SET PROBLEM: Reproduce every line of the data below verbatim, without any change.

STORED ROWS:
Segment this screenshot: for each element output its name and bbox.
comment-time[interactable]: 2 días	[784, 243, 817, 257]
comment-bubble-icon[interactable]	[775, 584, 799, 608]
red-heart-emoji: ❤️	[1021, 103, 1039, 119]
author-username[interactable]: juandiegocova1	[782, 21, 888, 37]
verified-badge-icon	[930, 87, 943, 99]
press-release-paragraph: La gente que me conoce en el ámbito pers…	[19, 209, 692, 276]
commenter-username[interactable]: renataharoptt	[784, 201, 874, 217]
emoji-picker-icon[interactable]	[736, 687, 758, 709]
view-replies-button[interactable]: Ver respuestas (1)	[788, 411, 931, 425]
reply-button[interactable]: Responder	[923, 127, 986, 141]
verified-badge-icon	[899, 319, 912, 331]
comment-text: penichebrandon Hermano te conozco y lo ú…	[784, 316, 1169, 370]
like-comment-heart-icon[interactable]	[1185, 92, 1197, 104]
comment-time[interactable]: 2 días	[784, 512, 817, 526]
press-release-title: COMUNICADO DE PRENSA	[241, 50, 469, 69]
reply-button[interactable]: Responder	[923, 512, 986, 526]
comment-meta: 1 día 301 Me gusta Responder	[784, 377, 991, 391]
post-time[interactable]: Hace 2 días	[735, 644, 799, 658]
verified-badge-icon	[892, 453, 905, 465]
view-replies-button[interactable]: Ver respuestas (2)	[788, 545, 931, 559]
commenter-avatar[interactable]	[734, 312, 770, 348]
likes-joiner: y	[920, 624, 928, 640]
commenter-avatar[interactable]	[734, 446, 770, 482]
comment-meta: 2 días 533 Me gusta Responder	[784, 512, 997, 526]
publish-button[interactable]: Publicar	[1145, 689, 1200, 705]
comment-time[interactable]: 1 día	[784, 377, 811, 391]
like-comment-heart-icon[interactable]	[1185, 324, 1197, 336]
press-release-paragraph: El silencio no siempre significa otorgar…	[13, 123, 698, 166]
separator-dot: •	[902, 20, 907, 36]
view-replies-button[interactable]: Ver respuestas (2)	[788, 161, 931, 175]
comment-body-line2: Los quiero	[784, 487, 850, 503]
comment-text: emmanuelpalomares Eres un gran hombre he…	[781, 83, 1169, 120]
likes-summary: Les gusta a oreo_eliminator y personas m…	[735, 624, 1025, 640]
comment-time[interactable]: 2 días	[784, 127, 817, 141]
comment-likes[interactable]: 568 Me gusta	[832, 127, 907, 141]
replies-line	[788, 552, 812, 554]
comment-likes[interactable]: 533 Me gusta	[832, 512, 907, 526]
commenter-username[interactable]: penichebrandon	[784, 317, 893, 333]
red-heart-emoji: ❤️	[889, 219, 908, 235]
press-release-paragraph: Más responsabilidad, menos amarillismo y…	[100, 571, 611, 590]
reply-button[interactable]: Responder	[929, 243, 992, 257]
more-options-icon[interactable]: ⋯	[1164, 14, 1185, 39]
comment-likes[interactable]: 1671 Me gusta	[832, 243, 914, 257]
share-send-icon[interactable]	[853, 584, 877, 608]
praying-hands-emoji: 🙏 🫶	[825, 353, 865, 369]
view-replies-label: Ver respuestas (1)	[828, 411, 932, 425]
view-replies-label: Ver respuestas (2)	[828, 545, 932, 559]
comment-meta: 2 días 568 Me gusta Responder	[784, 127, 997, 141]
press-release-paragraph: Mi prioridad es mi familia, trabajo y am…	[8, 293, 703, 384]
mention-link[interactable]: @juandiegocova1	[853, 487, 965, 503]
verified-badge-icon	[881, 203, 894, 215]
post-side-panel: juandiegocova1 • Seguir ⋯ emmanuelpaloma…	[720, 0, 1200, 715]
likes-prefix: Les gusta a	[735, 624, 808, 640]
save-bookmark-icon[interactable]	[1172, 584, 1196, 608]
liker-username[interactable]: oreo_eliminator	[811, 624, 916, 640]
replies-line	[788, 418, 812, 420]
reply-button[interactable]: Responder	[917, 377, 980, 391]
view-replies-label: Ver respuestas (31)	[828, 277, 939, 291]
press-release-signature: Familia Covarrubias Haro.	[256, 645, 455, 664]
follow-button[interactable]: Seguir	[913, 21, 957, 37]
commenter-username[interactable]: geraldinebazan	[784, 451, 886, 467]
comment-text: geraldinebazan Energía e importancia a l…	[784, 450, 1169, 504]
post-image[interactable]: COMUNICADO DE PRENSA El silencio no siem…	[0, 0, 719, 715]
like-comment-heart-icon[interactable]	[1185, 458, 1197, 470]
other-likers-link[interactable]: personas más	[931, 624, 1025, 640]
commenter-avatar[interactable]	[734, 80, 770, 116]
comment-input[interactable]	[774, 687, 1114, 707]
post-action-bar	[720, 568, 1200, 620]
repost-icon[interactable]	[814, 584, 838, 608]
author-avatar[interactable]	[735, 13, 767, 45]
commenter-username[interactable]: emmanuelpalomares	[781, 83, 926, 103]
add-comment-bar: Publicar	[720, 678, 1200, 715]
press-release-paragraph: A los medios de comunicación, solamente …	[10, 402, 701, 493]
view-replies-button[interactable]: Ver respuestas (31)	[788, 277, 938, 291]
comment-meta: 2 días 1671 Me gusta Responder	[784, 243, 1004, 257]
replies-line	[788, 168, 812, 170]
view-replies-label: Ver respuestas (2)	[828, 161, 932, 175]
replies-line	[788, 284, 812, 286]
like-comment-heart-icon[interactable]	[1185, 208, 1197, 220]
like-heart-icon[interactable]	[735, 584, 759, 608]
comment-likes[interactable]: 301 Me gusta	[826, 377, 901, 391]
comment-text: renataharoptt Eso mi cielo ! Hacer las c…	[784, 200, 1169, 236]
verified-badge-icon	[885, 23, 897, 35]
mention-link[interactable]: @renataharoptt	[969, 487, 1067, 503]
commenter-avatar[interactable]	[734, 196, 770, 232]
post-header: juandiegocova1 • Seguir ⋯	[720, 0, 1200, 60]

COMPLETE OUTPUT:
Segment this screenshot: for each element output its name and bbox.
comment-time[interactable]: 2 días	[784, 243, 817, 257]
comment-bubble-icon[interactable]	[775, 584, 799, 608]
red-heart-emoji: ❤️	[1021, 103, 1039, 119]
author-username[interactable]: juandiegocova1	[782, 21, 888, 37]
verified-badge-icon	[930, 87, 943, 99]
press-release-paragraph: La gente que me conoce en el ámbito pers…	[19, 209, 692, 276]
commenter-username[interactable]: renataharoptt	[784, 201, 874, 217]
emoji-picker-icon[interactable]	[736, 687, 758, 709]
view-replies-button[interactable]: Ver respuestas (1)	[788, 411, 931, 425]
reply-button[interactable]: Responder	[923, 127, 986, 141]
verified-badge-icon	[899, 319, 912, 331]
comment-text: penichebrandon Hermano te conozco y lo ú…	[784, 316, 1169, 370]
like-comment-heart-icon[interactable]	[1185, 92, 1197, 104]
comment-time[interactable]: 2 días	[784, 512, 817, 526]
press-release-title: COMUNICADO DE PRENSA	[241, 50, 469, 69]
reply-button[interactable]: Responder	[923, 512, 986, 526]
comment-meta: 1 día 301 Me gusta Responder	[784, 377, 991, 391]
post-time[interactable]: Hace 2 días	[735, 644, 799, 658]
verified-badge-icon	[892, 453, 905, 465]
view-replies-button[interactable]: Ver respuestas (2)	[788, 545, 931, 559]
commenter-avatar[interactable]	[734, 312, 770, 348]
likes-joiner: y	[920, 624, 928, 640]
commenter-avatar[interactable]	[734, 446, 770, 482]
comment-meta: 2 días 533 Me gusta Responder	[784, 512, 997, 526]
publish-button[interactable]: Publicar	[1145, 689, 1200, 705]
comment-time[interactable]: 1 día	[784, 377, 811, 391]
like-comment-heart-icon[interactable]	[1185, 324, 1197, 336]
press-release-paragraph: El silencio no siempre significa otorgar…	[13, 123, 698, 166]
separator-dot: •	[902, 20, 907, 36]
view-replies-button[interactable]: Ver respuestas (2)	[788, 161, 931, 175]
comment-body-line2: Los quiero	[784, 487, 850, 503]
comment-text: emmanuelpalomares Eres un gran hombre he…	[781, 83, 1169, 120]
likes-summary: Les gusta a oreo_eliminator y personas m…	[735, 624, 1025, 640]
comment-time[interactable]: 2 días	[784, 127, 817, 141]
comment-likes[interactable]: 568 Me gusta	[832, 127, 907, 141]
replies-line	[788, 552, 812, 554]
comment-likes[interactable]: 533 Me gusta	[832, 512, 907, 526]
commenter-username[interactable]: penichebrandon	[784, 317, 893, 333]
red-heart-emoji: ❤️	[889, 219, 908, 235]
press-release-paragraph: Más responsabilidad, menos amarillismo y…	[100, 571, 611, 590]
reply-button[interactable]: Responder	[929, 243, 992, 257]
more-options-icon[interactable]: ⋯	[1164, 14, 1185, 39]
comment-likes[interactable]: 1671 Me gusta	[832, 243, 914, 257]
share-send-icon[interactable]	[853, 584, 877, 608]
praying-hands-emoji: 🙏 🫶	[825, 353, 865, 369]
view-replies-label: Ver respuestas (1)	[828, 411, 932, 425]
view-replies-label: Ver respuestas (2)	[828, 545, 932, 559]
comment-meta: 2 días 568 Me gusta Responder	[784, 127, 997, 141]
press-release-paragraph: Mi prioridad es mi familia, trabajo y am…	[8, 293, 703, 384]
mention-link[interactable]: @juandiegocova1	[853, 487, 965, 503]
verified-badge-icon	[881, 203, 894, 215]
post-side-panel: juandiegocova1 • Seguir ⋯ emmanuelpaloma…	[720, 0, 1200, 715]
likes-prefix: Les gusta a	[735, 624, 808, 640]
save-bookmark-icon[interactable]	[1172, 584, 1196, 608]
liker-username[interactable]: oreo_eliminator	[811, 624, 916, 640]
replies-line	[788, 418, 812, 420]
reply-button[interactable]: Responder	[917, 377, 980, 391]
view-replies-label: Ver respuestas (31)	[828, 277, 939, 291]
press-release-signature: Familia Covarrubias Haro.	[256, 645, 455, 664]
follow-button[interactable]: Seguir	[913, 21, 957, 37]
commenter-username[interactable]: geraldinebazan	[784, 451, 886, 467]
comment-text: geraldinebazan Energía e importancia a l…	[784, 450, 1169, 504]
post-image[interactable]: COMUNICADO DE PRENSA El silencio no siem…	[0, 0, 719, 715]
like-comment-heart-icon[interactable]	[1185, 458, 1197, 470]
other-likers-link[interactable]: personas más	[931, 624, 1025, 640]
commenter-avatar[interactable]	[734, 80, 770, 116]
comment-input[interactable]	[774, 687, 1114, 707]
post-action-bar	[720, 568, 1200, 620]
repost-icon[interactable]	[814, 584, 838, 608]
author-avatar[interactable]	[735, 13, 767, 45]
commenter-username[interactable]: emmanuelpalomares	[781, 83, 926, 103]
add-comment-bar: Publicar	[720, 678, 1200, 715]
press-release-paragraph: A los medios de comunicación, solamente …	[10, 402, 701, 493]
view-replies-button[interactable]: Ver respuestas (31)	[788, 277, 938, 291]
comment-meta: 2 días 1671 Me gusta Responder	[784, 243, 1004, 257]
replies-line	[788, 168, 812, 170]
view-replies-label: Ver respuestas (2)	[828, 161, 932, 175]
replies-line	[788, 284, 812, 286]
like-comment-heart-icon[interactable]	[1185, 208, 1197, 220]
like-heart-icon[interactable]	[735, 584, 759, 608]
comment-likes[interactable]: 301 Me gusta	[826, 377, 901, 391]
comment-text: renataharoptt Eso mi cielo ! Hacer las c…	[784, 200, 1169, 236]
verified-badge-icon	[885, 23, 897, 35]
mention-link[interactable]: @renataharoptt	[969, 487, 1067, 503]
commenter-avatar[interactable]	[734, 196, 770, 232]
post-header: juandiegocova1 • Seguir ⋯	[720, 0, 1200, 60]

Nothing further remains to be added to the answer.